» SHORT EXERCISE: Return the listing below in full, with every line exactly as it is.

Data entries:
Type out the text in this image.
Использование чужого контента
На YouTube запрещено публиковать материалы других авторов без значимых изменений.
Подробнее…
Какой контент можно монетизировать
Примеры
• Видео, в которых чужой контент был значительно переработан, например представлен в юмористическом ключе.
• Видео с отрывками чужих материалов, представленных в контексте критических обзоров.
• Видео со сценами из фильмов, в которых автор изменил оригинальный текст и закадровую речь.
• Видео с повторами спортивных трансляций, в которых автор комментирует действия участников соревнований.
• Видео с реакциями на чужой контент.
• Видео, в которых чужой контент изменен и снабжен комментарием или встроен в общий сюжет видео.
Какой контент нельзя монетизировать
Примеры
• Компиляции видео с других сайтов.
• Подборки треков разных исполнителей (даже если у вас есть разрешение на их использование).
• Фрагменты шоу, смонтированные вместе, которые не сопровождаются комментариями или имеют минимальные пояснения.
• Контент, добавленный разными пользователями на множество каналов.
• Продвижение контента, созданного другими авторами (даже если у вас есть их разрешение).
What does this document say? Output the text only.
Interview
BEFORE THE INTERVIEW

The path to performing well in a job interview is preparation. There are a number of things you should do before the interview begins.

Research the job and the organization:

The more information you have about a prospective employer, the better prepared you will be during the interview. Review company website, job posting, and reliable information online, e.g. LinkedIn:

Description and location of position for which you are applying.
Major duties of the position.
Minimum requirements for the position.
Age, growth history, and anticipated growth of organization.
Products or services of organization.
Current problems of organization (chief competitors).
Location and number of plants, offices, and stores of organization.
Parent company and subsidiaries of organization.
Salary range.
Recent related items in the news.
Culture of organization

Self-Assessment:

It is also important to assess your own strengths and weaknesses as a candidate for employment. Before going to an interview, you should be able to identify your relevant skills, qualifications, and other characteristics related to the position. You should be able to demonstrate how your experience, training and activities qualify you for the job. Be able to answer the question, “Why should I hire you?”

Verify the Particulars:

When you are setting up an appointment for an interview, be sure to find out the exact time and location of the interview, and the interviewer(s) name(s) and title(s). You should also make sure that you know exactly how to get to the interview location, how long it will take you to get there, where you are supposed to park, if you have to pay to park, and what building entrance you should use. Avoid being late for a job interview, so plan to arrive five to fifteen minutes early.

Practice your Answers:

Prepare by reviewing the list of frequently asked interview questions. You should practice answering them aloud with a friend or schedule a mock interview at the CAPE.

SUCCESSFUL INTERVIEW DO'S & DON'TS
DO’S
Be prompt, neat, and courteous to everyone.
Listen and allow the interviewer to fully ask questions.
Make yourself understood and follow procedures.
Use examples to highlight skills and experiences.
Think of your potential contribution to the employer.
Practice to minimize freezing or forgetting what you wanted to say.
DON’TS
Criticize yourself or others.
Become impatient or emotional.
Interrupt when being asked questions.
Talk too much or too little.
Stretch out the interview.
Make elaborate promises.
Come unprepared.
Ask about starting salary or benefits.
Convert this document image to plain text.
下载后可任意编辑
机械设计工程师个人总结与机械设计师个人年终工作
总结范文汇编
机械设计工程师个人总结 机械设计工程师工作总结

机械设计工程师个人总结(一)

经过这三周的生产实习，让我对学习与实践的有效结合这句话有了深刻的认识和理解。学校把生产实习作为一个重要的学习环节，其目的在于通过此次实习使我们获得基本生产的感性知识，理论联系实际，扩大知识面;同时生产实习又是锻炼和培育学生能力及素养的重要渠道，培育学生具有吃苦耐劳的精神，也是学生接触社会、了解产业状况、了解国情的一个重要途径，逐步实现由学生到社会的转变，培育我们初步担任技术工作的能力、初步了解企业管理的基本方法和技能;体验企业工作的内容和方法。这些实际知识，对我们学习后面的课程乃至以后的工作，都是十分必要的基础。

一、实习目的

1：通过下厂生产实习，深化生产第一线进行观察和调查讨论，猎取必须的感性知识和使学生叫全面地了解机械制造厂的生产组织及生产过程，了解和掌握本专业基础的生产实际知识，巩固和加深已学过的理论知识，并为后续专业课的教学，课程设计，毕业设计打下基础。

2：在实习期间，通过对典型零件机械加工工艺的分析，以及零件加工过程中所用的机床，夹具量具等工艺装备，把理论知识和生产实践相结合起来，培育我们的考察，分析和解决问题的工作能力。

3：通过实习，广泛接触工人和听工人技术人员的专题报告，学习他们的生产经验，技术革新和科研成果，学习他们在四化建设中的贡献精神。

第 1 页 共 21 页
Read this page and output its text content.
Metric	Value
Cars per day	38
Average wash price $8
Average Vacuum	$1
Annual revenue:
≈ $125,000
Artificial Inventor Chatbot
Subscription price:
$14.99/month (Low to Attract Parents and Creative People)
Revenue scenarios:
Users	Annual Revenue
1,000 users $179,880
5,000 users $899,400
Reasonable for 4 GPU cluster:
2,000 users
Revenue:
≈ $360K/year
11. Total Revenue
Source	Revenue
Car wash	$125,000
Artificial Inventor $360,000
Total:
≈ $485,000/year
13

» TASK ANSWER:
Type out the text in this image.
Использование чужого контента
На YouTube запрещено публиковать материалы других авторов без значимых изменений.
Подробнее…
Какой контент можно монетизировать
Примеры
• Видео, в которых чужой контент был значительно переработан, например представлен в юмористическом ключе.
• Видео с отрывками чужих материалов, представленных в контексте критических обзоров.
• Видео со сценами из фильмов, в которых автор изменил оригинальный текст и закадровую речь.
• Видео с повторами спортивных трансляций, в которых автор комментирует действия участников соревнований.
• Видео с реакциями на чужой контент.
• Видео, в которых чужой контент изменен и снабжен комментарием или встроен в общий сюжет видео.
Какой контент нельзя монетизировать
Примеры
• Компиляции видео с других сайтов.
• Подборки треков разных исполнителей (даже если у вас есть разрешение на их использование).
• Фрагменты шоу, смонтированные вместе, которые не сопровождаются комментариями или имеют минимальные пояснения.
• Контент, добавленный разными пользователями на множество каналов.
• Продвижение контента, созданного другими авторами (даже если у вас есть их разрешение).
What does this document say? Output the text only.
Interview
BEFORE THE INTERVIEW

The path to performing well in a job interview is preparation. There are a number of things you should do before the interview begins.

Research the job and the organization:

The more information you have about a prospective employer, the better prepared you will be during the interview. Review company website, job posting, and reliable information online, e.g. LinkedIn:

Description and location of position for which you are applying.
Major duties of the position.
Minimum requirements for the position.
Age, growth history, and anticipated growth of organization.
Products or services of organization.
Current problems of organization (chief competitors).
Location and number of plants, offices, and stores of organization.
Parent company and subsidiaries of organization.
Salary range.
Recent related items in the news.
Culture of organization

Self-Assessment:

It is also important to assess your own strengths and weaknesses as a candidate for employment. Before going to an interview, you should be able to identify your relevant skills, qualifications, and other characteristics related to the position. You should be able to demonstrate how your experience, training and activities qualify you for the job. Be able to answer the question, “Why should I hire you?”

Verify the Particulars:

When you are setting up an appointment for an interview, be sure to find out the exact time and location of the interview, and the interviewer(s) name(s) and title(s). You should also make sure that you know exactly how to get to the interview location, how long it will take you to get there, where you are supposed to park, if you have to pay to park, and what building entrance you should use. Avoid being late for a job interview, so plan to arrive five to fifteen minutes early.

Practice your Answers:

Prepare by reviewing the list of frequently asked interview questions. You should practice answering them aloud with a friend or schedule a mock interview at the CAPE.

SUCCESSFUL INTERVIEW DO'S & DON'TS
DO’S
Be prompt, neat, and courteous to everyone.
Listen and allow the interviewer to fully ask questions.
Make yourself understood and follow procedures.
Use examples to highlight skills and experiences.
Think of your potential contribution to the employer.
Practice to minimize freezing or forgetting what you wanted to say.
DON’TS
Criticize yourself or others.
Become impatient or emotional.
Interrupt when being asked questions.
Talk too much or too little.
Stretch out the interview.
Make elaborate promises.
Come unprepared.
Ask about starting salary or benefits.
Convert this document image to plain text.
下载后可任意编辑
机械设计工程师个人总结与机械设计师个人年终工作
总结范文汇编
机械设计工程师个人总结 机械设计工程师工作总结

机械设计工程师个人总结(一)

经过这三周的生产实习，让我对学习与实践的有效结合这句话有了深刻的认识和理解。学校把生产实习作为一个重要的学习环节，其目的在于通过此次实习使我们获得基本生产的感性知识，理论联系实际，扩大知识面;同时生产实习又是锻炼和培育学生能力及素养的重要渠道，培育学生具有吃苦耐劳的精神，也是学生接触社会、了解产业状况、了解国情的一个重要途径，逐步实现由学生到社会的转变，培育我们初步担任技术工作的能力、初步了解企业管理的基本方法和技能;体验企业工作的内容和方法。这些实际知识，对我们学习后面的课程乃至以后的工作，都是十分必要的基础。

一、实习目的

1：通过下厂生产实习，深化生产第一线进行观察和调查讨论，猎取必须的感性知识和使学生叫全面地了解机械制造厂的生产组织及生产过程，了解和掌握本专业基础的生产实际知识，巩固和加深已学过的理论知识，并为后续专业课的教学，课程设计，毕业设计打下基础。

2：在实习期间，通过对典型零件机械加工工艺的分析，以及零件加工过程中所用的机床，夹具量具等工艺装备，把理论知识和生产实践相结合起来，培育我们的考察，分析和解决问题的工作能力。

3：通过实习，广泛接触工人和听工人技术人员的专题报告，学习他们的生产经验，技术革新和科研成果，学习他们在四化建设中的贡献精神。

第 1 页 共 21 页
Read this page and output its text content.
Metric	Value
Cars per day	38
Average wash price $8
Average Vacuum	$1
Annual revenue:
≈ $125,000
Artificial Inventor Chatbot
Subscription price:
$14.99/month (Low to Attract Parents and Creative People)
Revenue scenarios:
Users	Annual Revenue
1,000 users $179,880
5,000 users $899,400
Reasonable for 4 GPU cluster:
2,000 users
Revenue:
≈ $360K/year
11. Total Revenue
Source	Revenue
Car wash	$125,000
Artificial Inventor $360,000
Total:
≈ $485,000/year
13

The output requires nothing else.